Extract every line below that contains the word "kesan".

**Recorded information**
------------------------------------------------

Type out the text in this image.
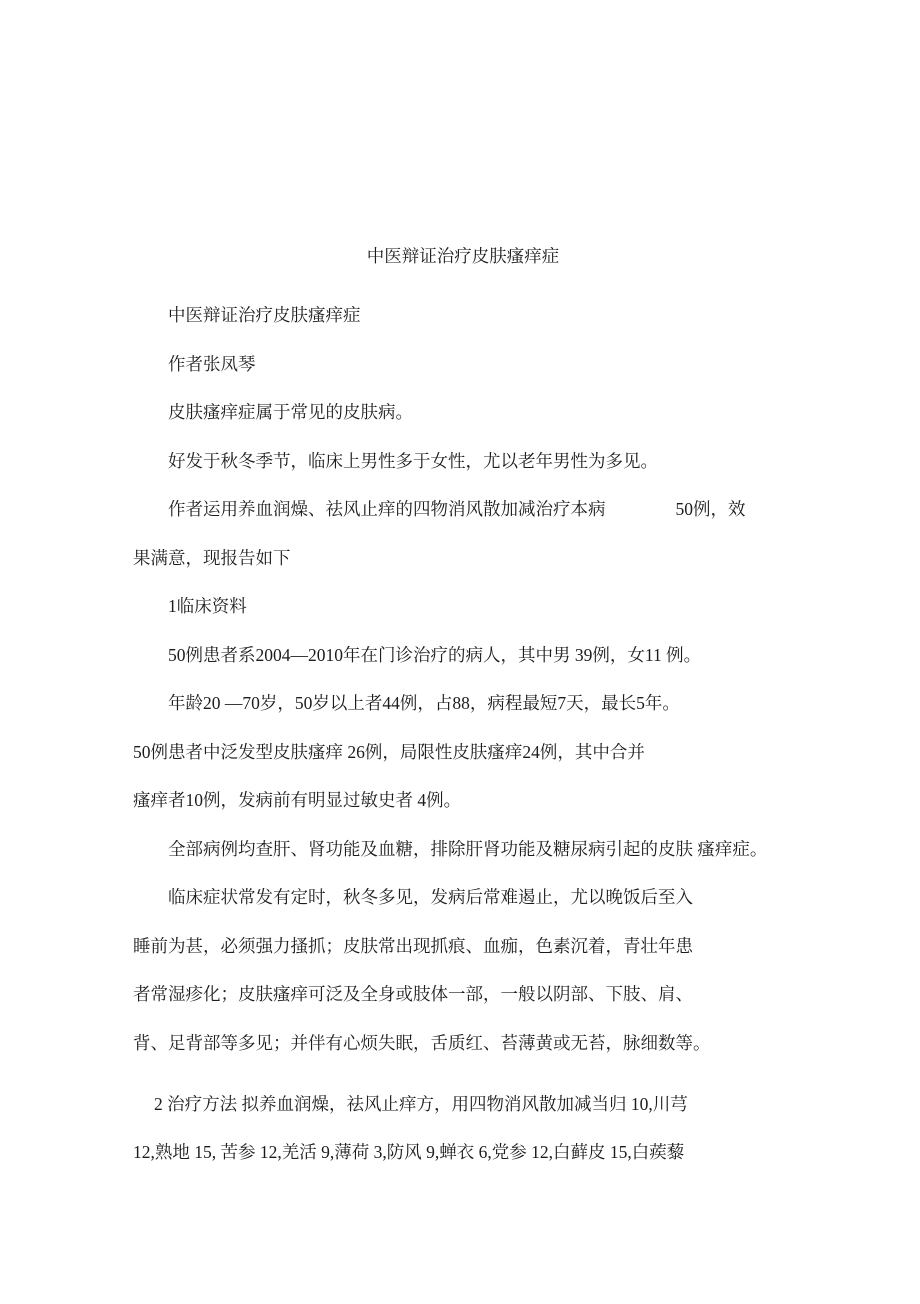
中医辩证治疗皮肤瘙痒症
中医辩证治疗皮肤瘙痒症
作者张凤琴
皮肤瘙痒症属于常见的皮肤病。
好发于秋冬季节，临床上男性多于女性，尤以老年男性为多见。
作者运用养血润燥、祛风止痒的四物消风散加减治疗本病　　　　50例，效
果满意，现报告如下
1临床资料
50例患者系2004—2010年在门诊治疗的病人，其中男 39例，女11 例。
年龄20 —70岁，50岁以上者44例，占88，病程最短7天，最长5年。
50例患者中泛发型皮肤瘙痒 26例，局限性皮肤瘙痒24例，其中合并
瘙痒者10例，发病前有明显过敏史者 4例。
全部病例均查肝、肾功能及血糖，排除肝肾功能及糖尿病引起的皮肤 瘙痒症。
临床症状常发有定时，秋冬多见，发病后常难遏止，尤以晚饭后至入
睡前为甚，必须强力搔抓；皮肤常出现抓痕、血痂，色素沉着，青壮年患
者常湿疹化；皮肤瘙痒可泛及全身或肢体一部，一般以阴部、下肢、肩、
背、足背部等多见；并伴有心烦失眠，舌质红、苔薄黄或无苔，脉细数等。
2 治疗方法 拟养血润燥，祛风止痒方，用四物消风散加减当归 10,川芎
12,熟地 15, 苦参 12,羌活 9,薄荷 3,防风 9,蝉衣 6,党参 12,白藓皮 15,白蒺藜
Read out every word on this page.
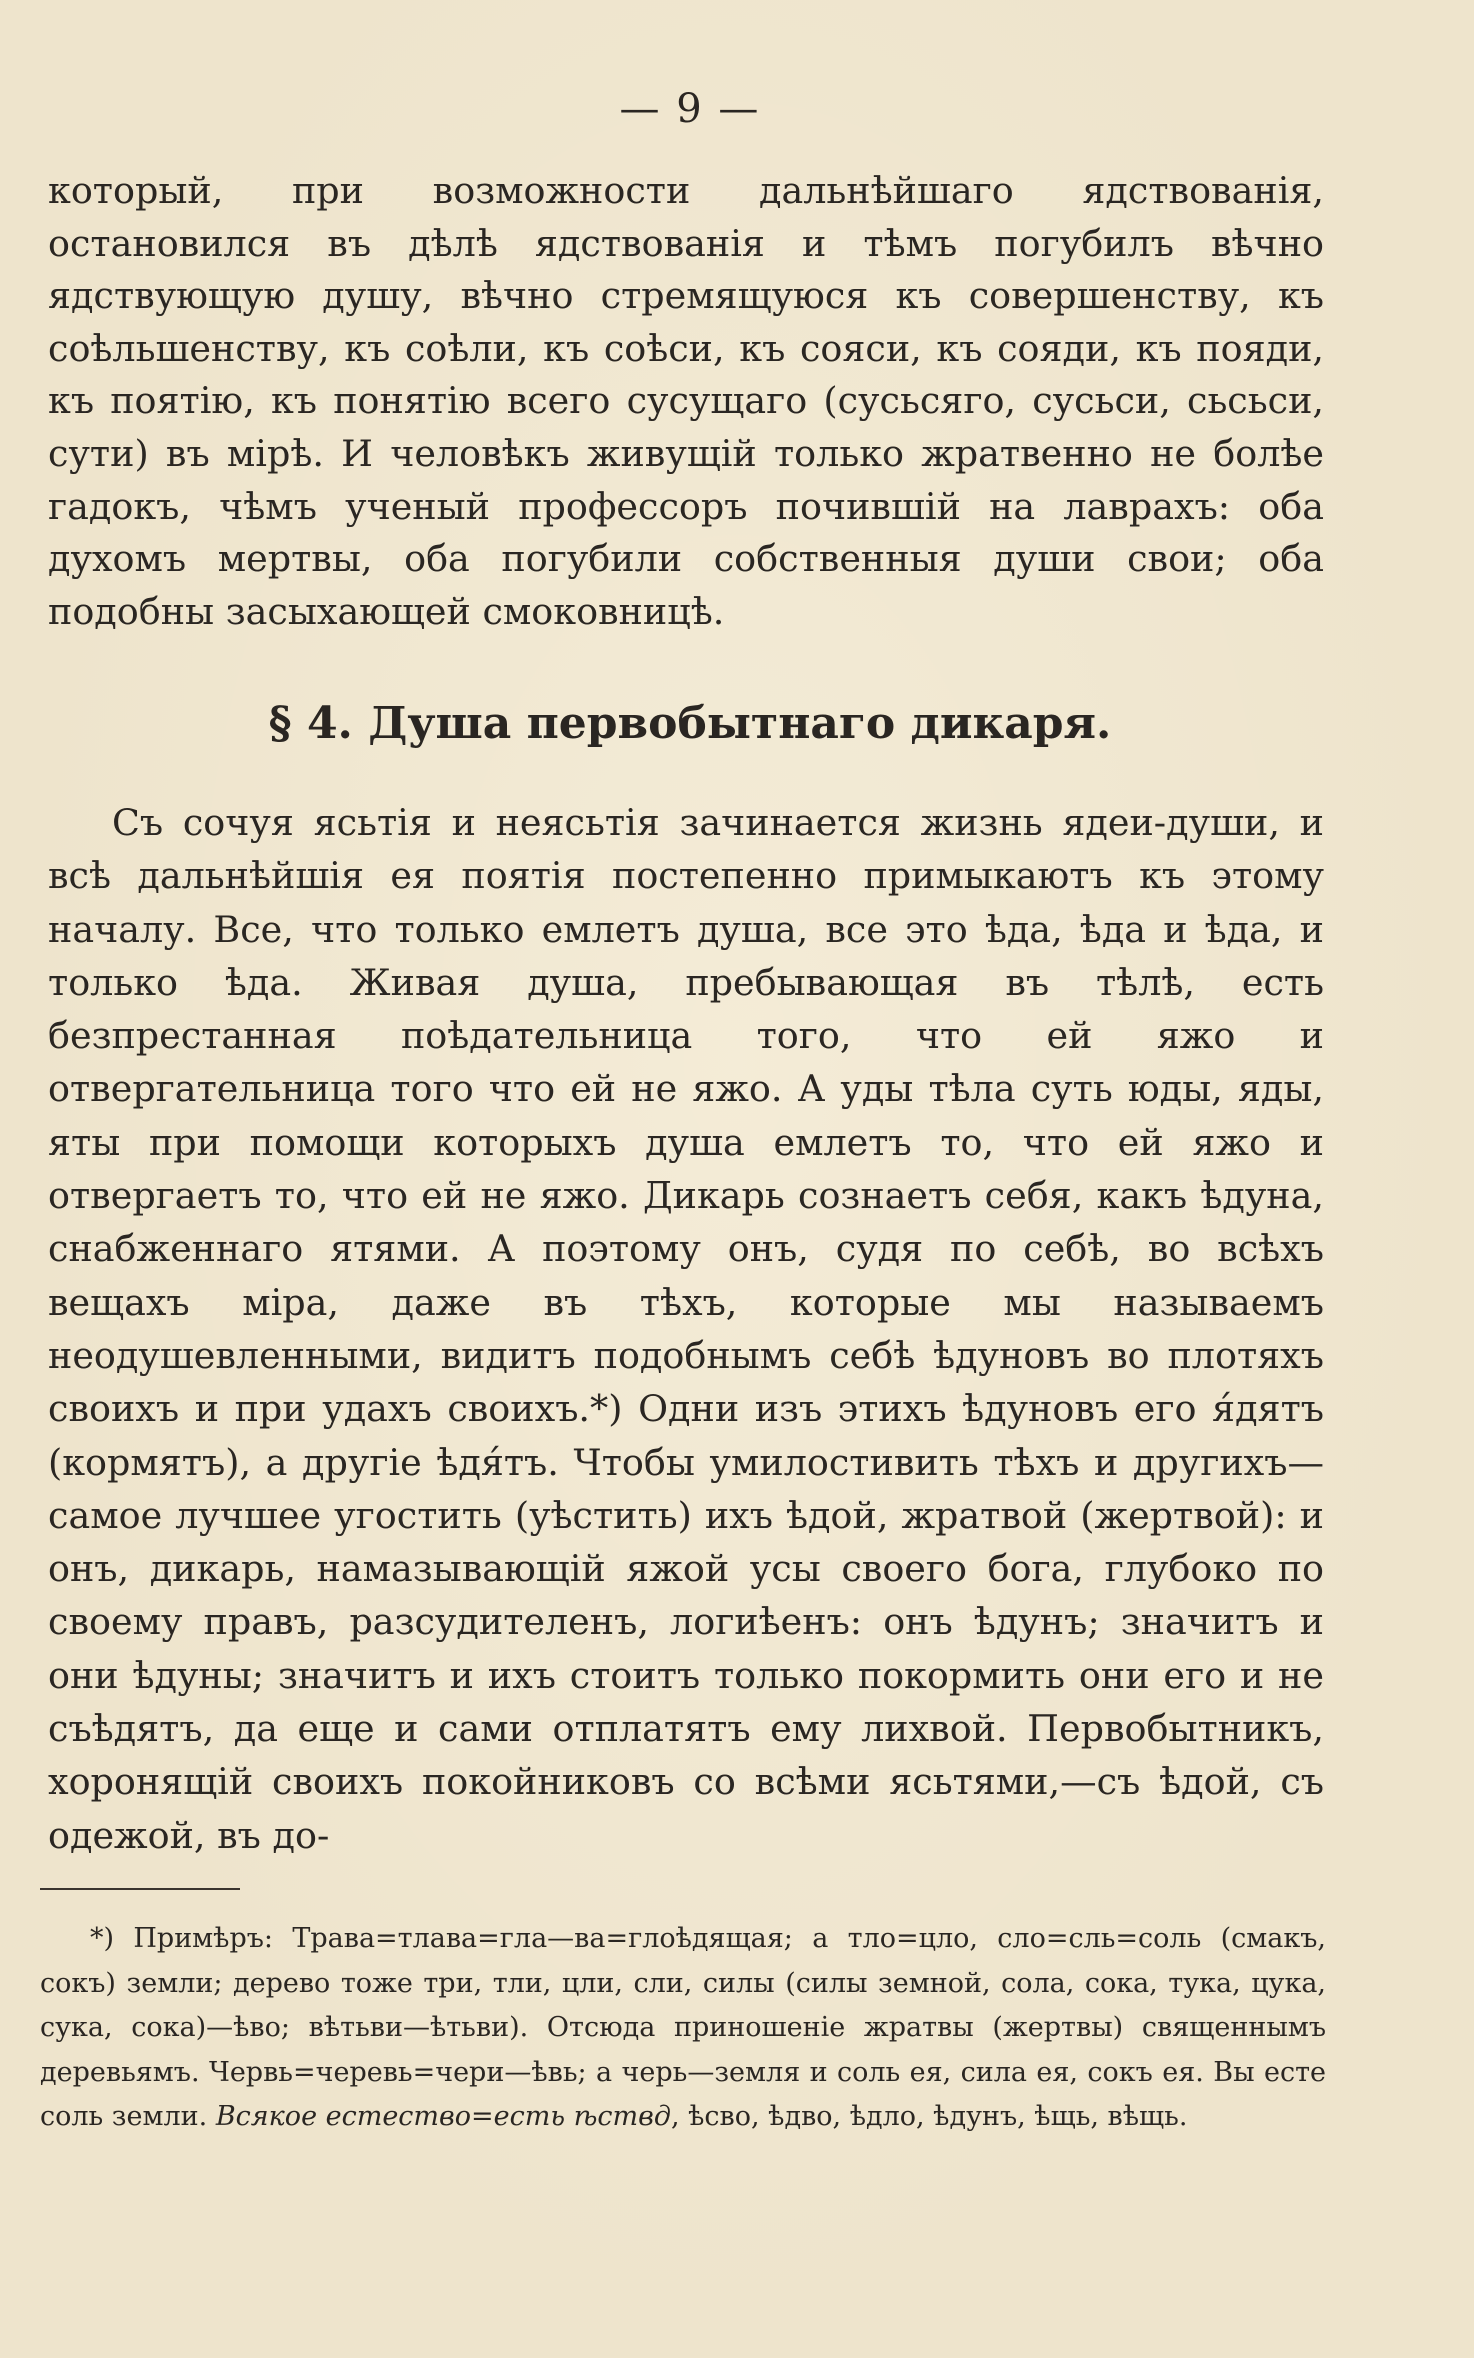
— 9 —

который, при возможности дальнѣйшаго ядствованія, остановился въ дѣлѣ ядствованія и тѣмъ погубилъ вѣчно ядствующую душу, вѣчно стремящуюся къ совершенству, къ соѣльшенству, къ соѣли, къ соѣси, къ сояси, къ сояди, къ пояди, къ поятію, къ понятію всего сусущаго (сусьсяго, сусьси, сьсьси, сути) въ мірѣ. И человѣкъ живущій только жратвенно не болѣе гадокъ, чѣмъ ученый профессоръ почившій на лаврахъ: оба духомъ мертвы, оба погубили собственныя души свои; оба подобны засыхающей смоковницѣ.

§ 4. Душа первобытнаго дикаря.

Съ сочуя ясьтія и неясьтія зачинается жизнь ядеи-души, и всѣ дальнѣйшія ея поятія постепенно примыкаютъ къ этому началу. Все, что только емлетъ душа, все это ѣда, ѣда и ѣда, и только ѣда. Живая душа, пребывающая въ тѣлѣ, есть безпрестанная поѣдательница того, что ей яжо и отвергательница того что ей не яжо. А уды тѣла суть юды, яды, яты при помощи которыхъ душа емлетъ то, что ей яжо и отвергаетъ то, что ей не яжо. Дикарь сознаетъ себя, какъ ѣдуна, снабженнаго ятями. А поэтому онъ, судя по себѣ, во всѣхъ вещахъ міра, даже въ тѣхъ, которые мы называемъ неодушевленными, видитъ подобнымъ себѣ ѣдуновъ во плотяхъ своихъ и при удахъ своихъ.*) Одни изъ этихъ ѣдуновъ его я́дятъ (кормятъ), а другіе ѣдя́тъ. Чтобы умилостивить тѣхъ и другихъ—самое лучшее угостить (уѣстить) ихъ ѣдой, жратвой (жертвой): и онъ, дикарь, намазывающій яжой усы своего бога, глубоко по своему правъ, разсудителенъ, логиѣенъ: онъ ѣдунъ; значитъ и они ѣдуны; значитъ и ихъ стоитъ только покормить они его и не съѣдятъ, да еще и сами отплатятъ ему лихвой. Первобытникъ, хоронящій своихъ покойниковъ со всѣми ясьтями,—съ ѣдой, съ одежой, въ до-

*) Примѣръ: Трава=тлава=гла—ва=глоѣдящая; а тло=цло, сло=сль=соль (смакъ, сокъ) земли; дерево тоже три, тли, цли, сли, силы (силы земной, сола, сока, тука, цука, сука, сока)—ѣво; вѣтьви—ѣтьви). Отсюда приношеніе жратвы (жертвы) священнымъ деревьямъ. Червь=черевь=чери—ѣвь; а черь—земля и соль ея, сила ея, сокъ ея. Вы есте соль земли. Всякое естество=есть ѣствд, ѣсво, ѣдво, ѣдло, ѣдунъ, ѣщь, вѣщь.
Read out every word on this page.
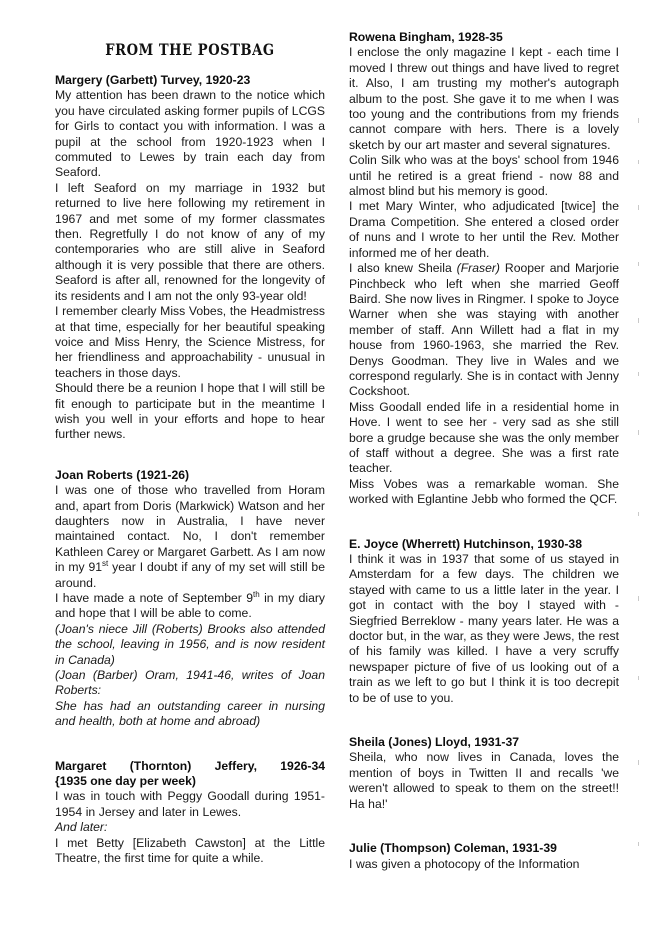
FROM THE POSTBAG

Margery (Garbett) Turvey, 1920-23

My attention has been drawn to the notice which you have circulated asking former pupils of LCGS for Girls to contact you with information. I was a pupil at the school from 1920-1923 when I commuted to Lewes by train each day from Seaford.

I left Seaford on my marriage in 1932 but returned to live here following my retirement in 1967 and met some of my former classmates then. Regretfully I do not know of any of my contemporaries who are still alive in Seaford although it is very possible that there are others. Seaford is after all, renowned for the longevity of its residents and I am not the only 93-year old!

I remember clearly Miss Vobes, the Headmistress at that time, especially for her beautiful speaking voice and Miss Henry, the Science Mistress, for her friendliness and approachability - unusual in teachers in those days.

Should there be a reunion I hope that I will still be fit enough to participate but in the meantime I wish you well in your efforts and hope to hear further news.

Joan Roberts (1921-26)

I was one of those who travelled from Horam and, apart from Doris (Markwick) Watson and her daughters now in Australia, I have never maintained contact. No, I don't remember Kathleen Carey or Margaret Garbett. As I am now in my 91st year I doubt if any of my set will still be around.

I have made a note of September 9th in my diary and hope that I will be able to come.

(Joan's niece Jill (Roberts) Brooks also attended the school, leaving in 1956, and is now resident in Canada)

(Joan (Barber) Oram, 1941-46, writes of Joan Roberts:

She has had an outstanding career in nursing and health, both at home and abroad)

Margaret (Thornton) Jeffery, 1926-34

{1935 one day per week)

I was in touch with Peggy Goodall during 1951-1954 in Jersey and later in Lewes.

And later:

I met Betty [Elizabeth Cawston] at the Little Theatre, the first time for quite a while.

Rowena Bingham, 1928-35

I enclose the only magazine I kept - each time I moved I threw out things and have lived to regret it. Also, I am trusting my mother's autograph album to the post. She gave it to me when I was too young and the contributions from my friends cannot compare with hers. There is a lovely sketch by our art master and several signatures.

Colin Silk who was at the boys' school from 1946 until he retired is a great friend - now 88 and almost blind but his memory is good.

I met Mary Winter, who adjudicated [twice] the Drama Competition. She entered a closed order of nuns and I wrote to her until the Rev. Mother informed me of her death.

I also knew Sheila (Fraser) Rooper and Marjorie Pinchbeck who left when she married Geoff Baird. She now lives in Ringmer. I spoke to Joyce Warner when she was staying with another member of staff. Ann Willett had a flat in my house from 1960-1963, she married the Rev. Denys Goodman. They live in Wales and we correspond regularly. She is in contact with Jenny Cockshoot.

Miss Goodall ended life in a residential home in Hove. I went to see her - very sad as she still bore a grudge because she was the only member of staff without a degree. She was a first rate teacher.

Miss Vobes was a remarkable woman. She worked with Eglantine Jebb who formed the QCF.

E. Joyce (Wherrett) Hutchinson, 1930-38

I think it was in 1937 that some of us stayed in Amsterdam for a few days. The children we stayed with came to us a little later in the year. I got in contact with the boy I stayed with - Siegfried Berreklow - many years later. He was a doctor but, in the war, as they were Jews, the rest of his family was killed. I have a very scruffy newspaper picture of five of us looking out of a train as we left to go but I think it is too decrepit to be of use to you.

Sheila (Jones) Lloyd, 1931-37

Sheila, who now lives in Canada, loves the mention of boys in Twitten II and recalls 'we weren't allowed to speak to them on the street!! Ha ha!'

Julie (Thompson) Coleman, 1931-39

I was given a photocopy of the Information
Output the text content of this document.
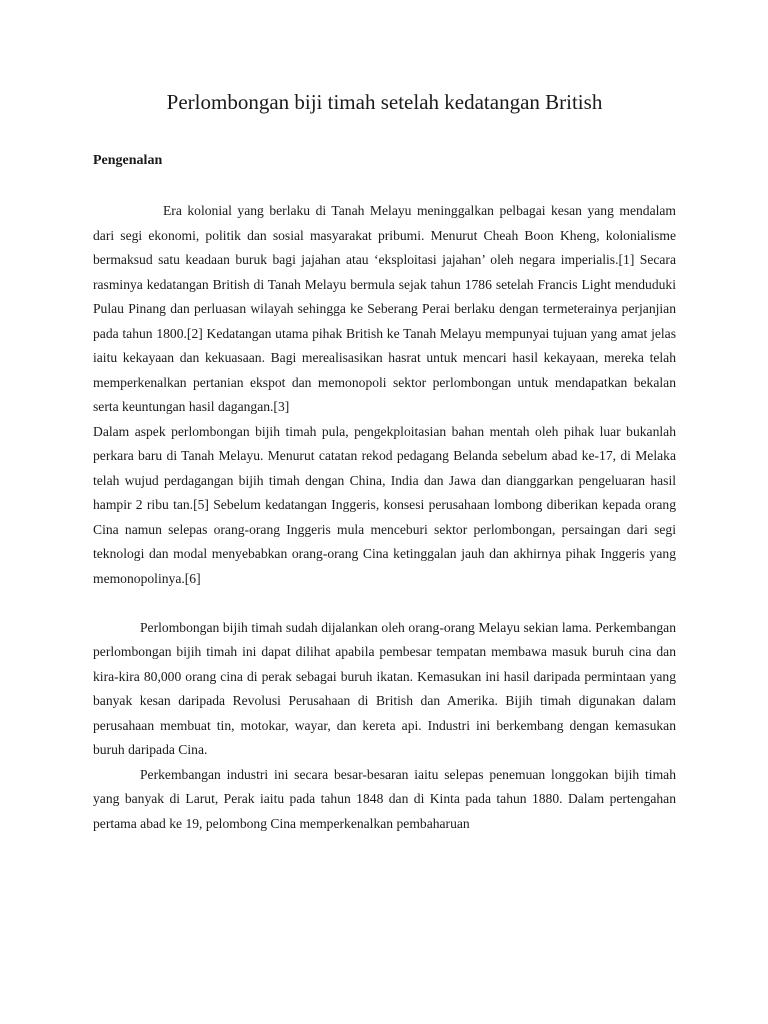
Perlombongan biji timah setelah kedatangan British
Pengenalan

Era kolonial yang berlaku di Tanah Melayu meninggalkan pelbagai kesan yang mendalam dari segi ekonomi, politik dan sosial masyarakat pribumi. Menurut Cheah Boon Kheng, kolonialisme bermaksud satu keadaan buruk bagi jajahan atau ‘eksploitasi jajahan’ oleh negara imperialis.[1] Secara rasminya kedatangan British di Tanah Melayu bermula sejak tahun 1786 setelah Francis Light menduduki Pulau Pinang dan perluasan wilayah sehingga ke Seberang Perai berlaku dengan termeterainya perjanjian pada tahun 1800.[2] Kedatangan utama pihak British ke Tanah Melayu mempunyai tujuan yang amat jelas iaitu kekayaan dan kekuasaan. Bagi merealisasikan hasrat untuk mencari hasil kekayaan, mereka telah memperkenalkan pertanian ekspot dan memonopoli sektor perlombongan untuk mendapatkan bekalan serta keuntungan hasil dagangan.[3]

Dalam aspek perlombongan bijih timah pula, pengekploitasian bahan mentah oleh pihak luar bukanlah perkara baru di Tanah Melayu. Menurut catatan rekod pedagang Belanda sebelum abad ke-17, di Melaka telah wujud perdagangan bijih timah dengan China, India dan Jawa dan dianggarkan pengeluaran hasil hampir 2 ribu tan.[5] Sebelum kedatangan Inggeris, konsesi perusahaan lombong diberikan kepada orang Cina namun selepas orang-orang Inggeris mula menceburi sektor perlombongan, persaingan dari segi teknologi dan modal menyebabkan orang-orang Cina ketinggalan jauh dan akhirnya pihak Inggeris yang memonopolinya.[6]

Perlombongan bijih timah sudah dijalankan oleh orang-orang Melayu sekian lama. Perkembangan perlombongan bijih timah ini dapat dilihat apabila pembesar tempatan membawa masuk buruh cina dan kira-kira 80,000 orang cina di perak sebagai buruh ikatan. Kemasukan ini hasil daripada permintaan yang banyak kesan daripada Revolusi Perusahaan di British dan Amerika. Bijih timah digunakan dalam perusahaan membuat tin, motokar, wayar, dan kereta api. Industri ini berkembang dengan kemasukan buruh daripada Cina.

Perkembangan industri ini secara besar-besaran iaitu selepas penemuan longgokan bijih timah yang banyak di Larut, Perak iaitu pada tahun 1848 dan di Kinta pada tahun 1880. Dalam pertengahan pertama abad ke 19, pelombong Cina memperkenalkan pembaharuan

------------------------------------------------

**Solution below**
Era kolonial yang berlaku di Tanah Melayu meninggalkan pelbagai kesan yang mendalam dari segi ekonomi, politik dan sosial masyarakat pribumi. Menurut Cheah Boon Kheng, kolonialisme bermaksud satu keadaan buruk bagi jajahan atau ‘eksploitasi jajahan’ oleh negara imperialis.[1] Secara rasminya kedatangan British di Tanah Melayu bermula sejak tahun 1786 setelah Francis Light menduduki Pulau Pinang dan perluasan wilayah sehingga ke Seberang Perai berlaku dengan termeterainya perjanjian pada tahun 1800.[2] Kedatangan utama pihak British ke Tanah Melayu mempunyai tujuan yang amat jelas iaitu kekayaan dan kekuasaan. Bagi merealisasikan hasrat untuk mencari hasil kekayaan, mereka telah memperkenalkan pertanian ekspot dan memonopoli sektor perlombongan untuk mendapatkan bekalan serta keuntungan hasil dagangan.[3]
Perlombongan bijih timah sudah dijalankan oleh orang-orang Melayu sekian lama. Perkembangan perlombongan bijih timah ini dapat dilihat apabila pembesar tempatan membawa masuk buruh cina dan kira-kira 80,000 orang cina di perak sebagai buruh ikatan. Kemasukan ini hasil daripada permintaan yang banyak kesan daripada Revolusi Perusahaan di British dan Amerika. Bijih timah digunakan dalam perusahaan membuat tin, motokar, wayar, dan kereta api. Industri ini berkembang dengan kemasukan buruh daripada Cina.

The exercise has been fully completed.